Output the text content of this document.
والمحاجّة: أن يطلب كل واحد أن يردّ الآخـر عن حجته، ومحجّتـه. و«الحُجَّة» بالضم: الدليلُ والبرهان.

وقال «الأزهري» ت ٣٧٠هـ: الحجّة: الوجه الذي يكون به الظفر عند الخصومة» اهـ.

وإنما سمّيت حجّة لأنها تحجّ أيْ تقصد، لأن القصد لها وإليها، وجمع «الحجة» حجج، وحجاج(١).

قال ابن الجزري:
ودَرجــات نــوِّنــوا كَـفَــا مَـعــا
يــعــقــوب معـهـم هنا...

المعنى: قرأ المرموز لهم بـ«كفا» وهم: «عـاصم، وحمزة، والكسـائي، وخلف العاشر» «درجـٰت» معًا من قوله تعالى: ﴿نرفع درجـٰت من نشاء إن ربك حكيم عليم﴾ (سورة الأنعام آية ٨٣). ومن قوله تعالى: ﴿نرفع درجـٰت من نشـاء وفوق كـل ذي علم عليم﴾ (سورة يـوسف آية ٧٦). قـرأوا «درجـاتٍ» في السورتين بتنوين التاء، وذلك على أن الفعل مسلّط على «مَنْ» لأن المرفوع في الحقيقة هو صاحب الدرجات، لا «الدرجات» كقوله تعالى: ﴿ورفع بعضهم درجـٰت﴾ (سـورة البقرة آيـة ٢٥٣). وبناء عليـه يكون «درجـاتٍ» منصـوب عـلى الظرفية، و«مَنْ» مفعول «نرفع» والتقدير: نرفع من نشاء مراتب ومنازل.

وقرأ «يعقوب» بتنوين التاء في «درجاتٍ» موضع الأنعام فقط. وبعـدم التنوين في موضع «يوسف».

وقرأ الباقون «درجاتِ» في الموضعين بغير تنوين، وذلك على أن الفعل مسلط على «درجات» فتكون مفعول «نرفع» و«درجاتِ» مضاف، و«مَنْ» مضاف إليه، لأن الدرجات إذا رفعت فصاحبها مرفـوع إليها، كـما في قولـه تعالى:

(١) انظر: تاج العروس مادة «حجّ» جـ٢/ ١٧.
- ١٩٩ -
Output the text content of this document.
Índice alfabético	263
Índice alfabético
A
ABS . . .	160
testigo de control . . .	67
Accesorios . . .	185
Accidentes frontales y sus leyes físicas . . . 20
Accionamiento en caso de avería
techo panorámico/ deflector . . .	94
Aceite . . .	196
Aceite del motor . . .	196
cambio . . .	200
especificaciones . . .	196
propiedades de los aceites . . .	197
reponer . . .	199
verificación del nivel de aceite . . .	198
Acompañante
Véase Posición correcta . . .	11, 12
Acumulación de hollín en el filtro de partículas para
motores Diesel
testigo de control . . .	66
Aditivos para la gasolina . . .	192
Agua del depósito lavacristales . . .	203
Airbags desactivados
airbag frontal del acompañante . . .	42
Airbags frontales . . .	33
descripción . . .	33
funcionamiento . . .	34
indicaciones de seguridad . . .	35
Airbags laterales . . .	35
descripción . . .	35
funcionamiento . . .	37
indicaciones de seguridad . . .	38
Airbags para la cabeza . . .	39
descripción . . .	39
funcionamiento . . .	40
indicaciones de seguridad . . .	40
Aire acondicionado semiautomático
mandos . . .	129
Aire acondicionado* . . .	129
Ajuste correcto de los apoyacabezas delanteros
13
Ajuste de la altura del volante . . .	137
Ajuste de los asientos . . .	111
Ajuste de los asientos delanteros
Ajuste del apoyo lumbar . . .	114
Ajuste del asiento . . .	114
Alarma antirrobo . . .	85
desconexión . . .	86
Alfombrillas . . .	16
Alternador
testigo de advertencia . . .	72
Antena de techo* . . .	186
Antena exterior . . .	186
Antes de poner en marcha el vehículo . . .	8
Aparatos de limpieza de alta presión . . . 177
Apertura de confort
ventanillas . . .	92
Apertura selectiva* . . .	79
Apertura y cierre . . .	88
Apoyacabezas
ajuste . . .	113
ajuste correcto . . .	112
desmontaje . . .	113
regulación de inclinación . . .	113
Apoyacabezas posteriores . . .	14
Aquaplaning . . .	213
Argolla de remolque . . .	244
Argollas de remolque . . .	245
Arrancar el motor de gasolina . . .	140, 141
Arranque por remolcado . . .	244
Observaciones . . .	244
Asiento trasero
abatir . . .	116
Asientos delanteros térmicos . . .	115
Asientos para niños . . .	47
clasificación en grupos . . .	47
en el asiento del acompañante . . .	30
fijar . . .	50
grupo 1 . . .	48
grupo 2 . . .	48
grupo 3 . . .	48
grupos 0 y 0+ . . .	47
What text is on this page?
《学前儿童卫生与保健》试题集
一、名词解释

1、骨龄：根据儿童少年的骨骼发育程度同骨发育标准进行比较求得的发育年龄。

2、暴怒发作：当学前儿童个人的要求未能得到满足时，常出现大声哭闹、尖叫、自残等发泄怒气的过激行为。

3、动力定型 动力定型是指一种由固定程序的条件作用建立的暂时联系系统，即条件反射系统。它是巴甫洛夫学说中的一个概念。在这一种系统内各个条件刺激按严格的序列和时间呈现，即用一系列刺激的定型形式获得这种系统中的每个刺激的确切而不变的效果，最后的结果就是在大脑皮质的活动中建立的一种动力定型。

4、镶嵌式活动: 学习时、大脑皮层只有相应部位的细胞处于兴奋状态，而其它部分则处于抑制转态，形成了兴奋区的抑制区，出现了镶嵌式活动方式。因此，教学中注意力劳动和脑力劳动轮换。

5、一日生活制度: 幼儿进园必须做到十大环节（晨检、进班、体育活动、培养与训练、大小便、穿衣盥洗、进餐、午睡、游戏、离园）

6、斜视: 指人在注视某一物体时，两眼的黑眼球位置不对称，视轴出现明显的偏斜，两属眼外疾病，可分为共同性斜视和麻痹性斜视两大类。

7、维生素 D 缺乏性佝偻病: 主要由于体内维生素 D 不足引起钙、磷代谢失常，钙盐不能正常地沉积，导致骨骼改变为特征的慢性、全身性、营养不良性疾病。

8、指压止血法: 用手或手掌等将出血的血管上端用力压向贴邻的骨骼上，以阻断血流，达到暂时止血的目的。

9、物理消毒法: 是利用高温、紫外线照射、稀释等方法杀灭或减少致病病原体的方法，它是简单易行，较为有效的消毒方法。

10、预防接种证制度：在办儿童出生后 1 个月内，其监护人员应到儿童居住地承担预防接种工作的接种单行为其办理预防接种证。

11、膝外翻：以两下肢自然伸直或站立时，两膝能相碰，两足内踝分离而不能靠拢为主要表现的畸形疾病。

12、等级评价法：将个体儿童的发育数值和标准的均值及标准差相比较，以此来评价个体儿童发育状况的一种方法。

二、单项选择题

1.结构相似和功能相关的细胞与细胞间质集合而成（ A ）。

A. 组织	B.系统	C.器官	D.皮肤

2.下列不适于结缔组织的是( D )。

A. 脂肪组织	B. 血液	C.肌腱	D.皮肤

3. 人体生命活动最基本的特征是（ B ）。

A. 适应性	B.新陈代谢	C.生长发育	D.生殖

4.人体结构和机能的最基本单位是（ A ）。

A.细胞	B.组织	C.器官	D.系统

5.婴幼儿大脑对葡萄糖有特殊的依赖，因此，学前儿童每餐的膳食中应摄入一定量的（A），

+++++

**PROBLEM TO SOLVE**: Gather and return every line that holds the string "techo".

**WRITTEN SOLUTION**:
techo panorámico/ deflector . . .	94
Antena de techo* . . .	186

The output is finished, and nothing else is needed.